* **EXERCISE DIRECTIONS**: Will you give every entry again exactly as it stands?

(Records about charts and figures)
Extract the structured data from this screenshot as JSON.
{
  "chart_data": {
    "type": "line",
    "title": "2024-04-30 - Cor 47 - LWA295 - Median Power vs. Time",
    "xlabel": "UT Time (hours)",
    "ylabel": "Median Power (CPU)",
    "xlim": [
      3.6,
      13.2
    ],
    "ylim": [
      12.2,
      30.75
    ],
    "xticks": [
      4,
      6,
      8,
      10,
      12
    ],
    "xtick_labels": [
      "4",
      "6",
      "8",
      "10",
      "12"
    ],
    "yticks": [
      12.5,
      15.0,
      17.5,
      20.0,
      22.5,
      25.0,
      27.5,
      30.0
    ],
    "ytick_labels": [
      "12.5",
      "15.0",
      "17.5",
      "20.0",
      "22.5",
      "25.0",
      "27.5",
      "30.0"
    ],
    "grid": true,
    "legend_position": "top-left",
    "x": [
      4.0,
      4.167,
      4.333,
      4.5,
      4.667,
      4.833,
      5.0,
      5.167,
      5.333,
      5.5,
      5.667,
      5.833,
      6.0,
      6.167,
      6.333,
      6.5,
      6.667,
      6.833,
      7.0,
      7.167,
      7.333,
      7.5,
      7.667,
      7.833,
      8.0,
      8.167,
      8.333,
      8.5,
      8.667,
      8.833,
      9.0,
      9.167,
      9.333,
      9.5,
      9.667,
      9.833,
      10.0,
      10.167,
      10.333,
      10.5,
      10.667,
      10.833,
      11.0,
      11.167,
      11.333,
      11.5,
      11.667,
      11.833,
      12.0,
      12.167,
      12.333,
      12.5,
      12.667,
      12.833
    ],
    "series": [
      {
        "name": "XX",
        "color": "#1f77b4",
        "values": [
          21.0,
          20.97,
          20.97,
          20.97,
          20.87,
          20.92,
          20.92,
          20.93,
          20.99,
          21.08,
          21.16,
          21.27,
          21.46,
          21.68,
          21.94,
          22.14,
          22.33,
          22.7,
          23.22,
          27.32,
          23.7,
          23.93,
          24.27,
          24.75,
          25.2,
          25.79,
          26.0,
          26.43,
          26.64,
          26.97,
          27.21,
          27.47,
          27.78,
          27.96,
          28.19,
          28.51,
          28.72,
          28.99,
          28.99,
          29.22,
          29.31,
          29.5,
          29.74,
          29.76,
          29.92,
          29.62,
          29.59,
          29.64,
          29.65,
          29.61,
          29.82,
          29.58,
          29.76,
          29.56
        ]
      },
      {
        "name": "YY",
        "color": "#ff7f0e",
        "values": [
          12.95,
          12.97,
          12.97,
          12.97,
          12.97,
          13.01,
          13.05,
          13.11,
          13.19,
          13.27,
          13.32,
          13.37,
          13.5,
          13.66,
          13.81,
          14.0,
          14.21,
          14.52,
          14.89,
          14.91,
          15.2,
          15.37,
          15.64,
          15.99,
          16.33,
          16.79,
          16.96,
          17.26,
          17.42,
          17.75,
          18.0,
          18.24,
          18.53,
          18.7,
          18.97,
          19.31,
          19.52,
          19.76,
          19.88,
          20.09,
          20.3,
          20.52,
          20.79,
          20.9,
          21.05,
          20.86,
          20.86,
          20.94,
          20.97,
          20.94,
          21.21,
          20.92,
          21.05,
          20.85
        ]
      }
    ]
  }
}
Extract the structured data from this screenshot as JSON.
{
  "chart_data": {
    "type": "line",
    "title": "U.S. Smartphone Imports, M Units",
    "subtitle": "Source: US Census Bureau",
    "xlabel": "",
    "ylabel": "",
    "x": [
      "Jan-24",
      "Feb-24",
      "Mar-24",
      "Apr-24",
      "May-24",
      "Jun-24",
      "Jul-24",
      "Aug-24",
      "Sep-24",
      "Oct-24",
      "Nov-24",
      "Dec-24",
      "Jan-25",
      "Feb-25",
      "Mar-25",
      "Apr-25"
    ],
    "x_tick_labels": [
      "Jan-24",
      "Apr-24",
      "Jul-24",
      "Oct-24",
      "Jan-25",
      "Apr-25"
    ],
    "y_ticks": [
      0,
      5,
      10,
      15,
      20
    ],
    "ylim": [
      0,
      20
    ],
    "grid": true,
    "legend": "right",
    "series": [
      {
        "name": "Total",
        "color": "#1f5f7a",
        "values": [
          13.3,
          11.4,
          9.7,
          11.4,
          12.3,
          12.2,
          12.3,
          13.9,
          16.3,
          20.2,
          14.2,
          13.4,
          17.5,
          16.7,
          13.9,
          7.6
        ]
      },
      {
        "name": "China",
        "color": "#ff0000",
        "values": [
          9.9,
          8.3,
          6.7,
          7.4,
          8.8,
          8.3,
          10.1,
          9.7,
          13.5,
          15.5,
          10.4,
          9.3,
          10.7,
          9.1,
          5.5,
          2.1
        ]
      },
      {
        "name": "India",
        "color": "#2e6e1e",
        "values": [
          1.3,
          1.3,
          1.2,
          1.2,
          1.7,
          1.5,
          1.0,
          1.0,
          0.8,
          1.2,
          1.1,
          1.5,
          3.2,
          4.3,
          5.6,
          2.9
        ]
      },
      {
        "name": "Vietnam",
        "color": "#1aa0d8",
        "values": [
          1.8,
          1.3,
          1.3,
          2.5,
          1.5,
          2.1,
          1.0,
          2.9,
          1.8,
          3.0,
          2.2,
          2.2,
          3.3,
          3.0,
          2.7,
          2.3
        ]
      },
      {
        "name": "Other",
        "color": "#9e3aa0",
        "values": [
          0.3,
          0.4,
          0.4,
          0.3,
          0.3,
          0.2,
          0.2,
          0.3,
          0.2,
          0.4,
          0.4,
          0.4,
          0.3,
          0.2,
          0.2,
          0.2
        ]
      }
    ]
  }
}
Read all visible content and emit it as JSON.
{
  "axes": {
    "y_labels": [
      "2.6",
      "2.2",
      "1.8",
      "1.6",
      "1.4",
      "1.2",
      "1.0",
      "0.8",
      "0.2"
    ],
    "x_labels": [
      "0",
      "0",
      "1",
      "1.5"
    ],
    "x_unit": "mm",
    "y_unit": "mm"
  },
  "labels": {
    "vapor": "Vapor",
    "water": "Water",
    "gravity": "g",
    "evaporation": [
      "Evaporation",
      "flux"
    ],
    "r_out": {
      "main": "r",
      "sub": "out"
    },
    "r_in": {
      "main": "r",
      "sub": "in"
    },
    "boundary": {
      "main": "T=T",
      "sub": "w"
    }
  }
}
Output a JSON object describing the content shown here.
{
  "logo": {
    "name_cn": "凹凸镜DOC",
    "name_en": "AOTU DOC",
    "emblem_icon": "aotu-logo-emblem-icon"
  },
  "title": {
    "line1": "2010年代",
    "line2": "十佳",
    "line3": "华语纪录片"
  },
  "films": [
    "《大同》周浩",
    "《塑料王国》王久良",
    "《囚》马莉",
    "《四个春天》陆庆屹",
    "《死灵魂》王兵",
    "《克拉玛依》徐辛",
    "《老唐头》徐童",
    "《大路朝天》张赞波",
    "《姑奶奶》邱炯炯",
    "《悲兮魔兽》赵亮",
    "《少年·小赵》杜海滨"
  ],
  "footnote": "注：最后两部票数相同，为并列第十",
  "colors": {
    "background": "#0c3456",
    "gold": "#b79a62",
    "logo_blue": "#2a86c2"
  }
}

* **WRITTEN SOLUTION**:
Extract the structured data from this screenshot as JSON.
{
  "chart_data": {
    "type": "line",
    "title": "2024-04-30 - Cor 47 - LWA295 - Median Power vs. Time",
    "xlabel": "UT Time (hours)",
    "ylabel": "Median Power (CPU)",
    "xlim": [
      3.6,
      13.2
    ],
    "ylim": [
      12.2,
      30.75
    ],
    "xticks": [
      4,
      6,
      8,
      10,
      12
    ],
    "xtick_labels": [
      "4",
      "6",
      "8",
      "10",
      "12"
    ],
    "yticks": [
      12.5,
      15.0,
      17.5,
      20.0,
      22.5,
      25.0,
      27.5,
      30.0
    ],
    "ytick_labels": [
      "12.5",
      "15.0",
      "17.5",
      "20.0",
      "22.5",
      "25.0",
      "27.5",
      "30.0"
    ],
    "grid": true,
    "legend_position": "top-left",
    "x": [
      4.0,
      4.167,
      4.333,
      4.5,
      4.667,
      4.833,
      5.0,
      5.167,
      5.333,
      5.5,
      5.667,
      5.833,
      6.0,
      6.167,
      6.333,
      6.5,
      6.667,
      6.833,
      7.0,
      7.167,
      7.333,
      7.5,
      7.667,
      7.833,
      8.0,
      8.167,
      8.333,
      8.5,
      8.667,
      8.833,
      9.0,
      9.167,
      9.333,
      9.5,
      9.667,
      9.833,
      10.0,
      10.167,
      10.333,
      10.5,
      10.667,
      10.833,
      11.0,
      11.167,
      11.333,
      11.5,
      11.667,
      11.833,
      12.0,
      12.167,
      12.333,
      12.5,
      12.667,
      12.833
    ],
    "series": [
      {
        "name": "XX",
        "color": "#1f77b4",
        "values": [
          21.0,
          20.97,
          20.97,
          20.97,
          20.87,
          20.92,
          20.92,
          20.93,
          20.99,
          21.08,
          21.16,
          21.27,
          21.46,
          21.68,
          21.94,
          22.14,
          22.33,
          22.7,
          23.22,
          27.32,
          23.7,
          23.93,
          24.27,
          24.75,
          25.2,
          25.79,
          26.0,
          26.43,
          26.64,
          26.97,
          27.21,
          27.47,
          27.78,
          27.96,
          28.19,
          28.51,
          28.72,
          28.99,
          28.99,
          29.22,
          29.31,
          29.5,
          29.74,
          29.76,
          29.92,
          29.62,
          29.59,
          29.64,
          29.65,
          29.61,
          29.82,
          29.58,
          29.76,
          29.56
        ]
      },
      {
        "name": "YY",
        "color": "#ff7f0e",
        "values": [
          12.95,
          12.97,
          12.97,
          12.97,
          12.97,
          13.01,
          13.05,
          13.11,
          13.19,
          13.27,
          13.32,
          13.37,
          13.5,
          13.66,
          13.81,
          14.0,
          14.21,
          14.52,
          14.89,
          14.91,
          15.2,
          15.37,
          15.64,
          15.99,
          16.33,
          16.79,
          16.96,
          17.26,
          17.42,
          17.75,
          18.0,
          18.24,
          18.53,
          18.7,
          18.97,
          19.31,
          19.52,
          19.76,
          19.88,
          20.09,
          20.3,
          20.52,
          20.79,
          20.9,
          21.05,
          20.86,
          20.86,
          20.94,
          20.97,
          20.94,
          21.21,
          20.92,
          21.05,
          20.85
        ]
      }
    ]
  }
}
Extract the structured data from this screenshot as JSON.
{
  "chart_data": {
    "type": "line",
    "title": "U.S. Smartphone Imports, M Units",
    "subtitle": "Source: US Census Bureau",
    "xlabel": "",
    "ylabel": "",
    "x": [
      "Jan-24",
      "Feb-24",
      "Mar-24",
      "Apr-24",
      "May-24",
      "Jun-24",
      "Jul-24",
      "Aug-24",
      "Sep-24",
      "Oct-24",
      "Nov-24",
      "Dec-24",
      "Jan-25",
      "Feb-25",
      "Mar-25",
      "Apr-25"
    ],
    "x_tick_labels": [
      "Jan-24",
      "Apr-24",
      "Jul-24",
      "Oct-24",
      "Jan-25",
      "Apr-25"
    ],
    "y_ticks": [
      0,
      5,
      10,
      15,
      20
    ],
    "ylim": [
      0,
      20
    ],
    "grid": true,
    "legend": "right",
    "series": [
      {
        "name": "Total",
        "color": "#1f5f7a",
        "values": [
          13.3,
          11.4,
          9.7,
          11.4,
          12.3,
          12.2,
          12.3,
          13.9,
          16.3,
          20.2,
          14.2,
          13.4,
          17.5,
          16.7,
          13.9,
          7.6
        ]
      },
      {
        "name": "China",
        "color": "#ff0000",
        "values": [
          9.9,
          8.3,
          6.7,
          7.4,
          8.8,
          8.3,
          10.1,
          9.7,
          13.5,
          15.5,
          10.4,
          9.3,
          10.7,
          9.1,
          5.5,
          2.1
        ]
      },
      {
        "name": "India",
        "color": "#2e6e1e",
        "values": [
          1.3,
          1.3,
          1.2,
          1.2,
          1.7,
          1.5,
          1.0,
          1.0,
          0.8,
          1.2,
          1.1,
          1.5,
          3.2,
          4.3,
          5.6,
          2.9
        ]
      },
      {
        "name": "Vietnam",
        "color": "#1aa0d8",
        "values": [
          1.8,
          1.3,
          1.3,
          2.5,
          1.5,
          2.1,
          1.0,
          2.9,
          1.8,
          3.0,
          2.2,
          2.2,
          3.3,
          3.0,
          2.7,
          2.3
        ]
      },
      {
        "name": "Other",
        "color": "#9e3aa0",
        "values": [
          0.3,
          0.4,
          0.4,
          0.3,
          0.3,
          0.2,
          0.2,
          0.3,
          0.2,
          0.4,
          0.4,
          0.4,
          0.3,
          0.2,
          0.2,
          0.2
        ]
      }
    ]
  }
}
Read all visible content and emit it as JSON.
{
  "axes": {
    "y_labels": [
      "2.6",
      "2.2",
      "1.8",
      "1.6",
      "1.4",
      "1.2",
      "1.0",
      "0.8",
      "0.2"
    ],
    "x_labels": [
      "0",
      "0",
      "1",
      "1.5"
    ],
    "x_unit": "mm",
    "y_unit": "mm"
  },
  "labels": {
    "vapor": "Vapor",
    "water": "Water",
    "gravity": "g",
    "evaporation": [
      "Evaporation",
      "flux"
    ],
    "r_out": {
      "main": "r",
      "sub": "out"
    },
    "r_in": {
      "main": "r",
      "sub": "in"
    },
    "boundary": {
      "main": "T=T",
      "sub": "w"
    }
  }
}
Output a JSON object describing the content shown here.
{
  "logo": {
    "name_cn": "凹凸镜DOC",
    "name_en": "AOTU DOC",
    "emblem_icon": "aotu-logo-emblem-icon"
  },
  "title": {
    "line1": "2010年代",
    "line2": "十佳",
    "line3": "华语纪录片"
  },
  "films": [
    "《大同》周浩",
    "《塑料王国》王久良",
    "《囚》马莉",
    "《四个春天》陆庆屹",
    "《死灵魂》王兵",
    "《克拉玛依》徐辛",
    "《老唐头》徐童",
    "《大路朝天》张赞波",
    "《姑奶奶》邱炯炯",
    "《悲兮魔兽》赵亮",
    "《少年·小赵》杜海滨"
  ],
  "footnote": "注：最后两部票数相同，为并列第十",
  "colors": {
    "background": "#0c3456",
    "gold": "#b79a62",
    "logo_blue": "#2a86c2"
  }
}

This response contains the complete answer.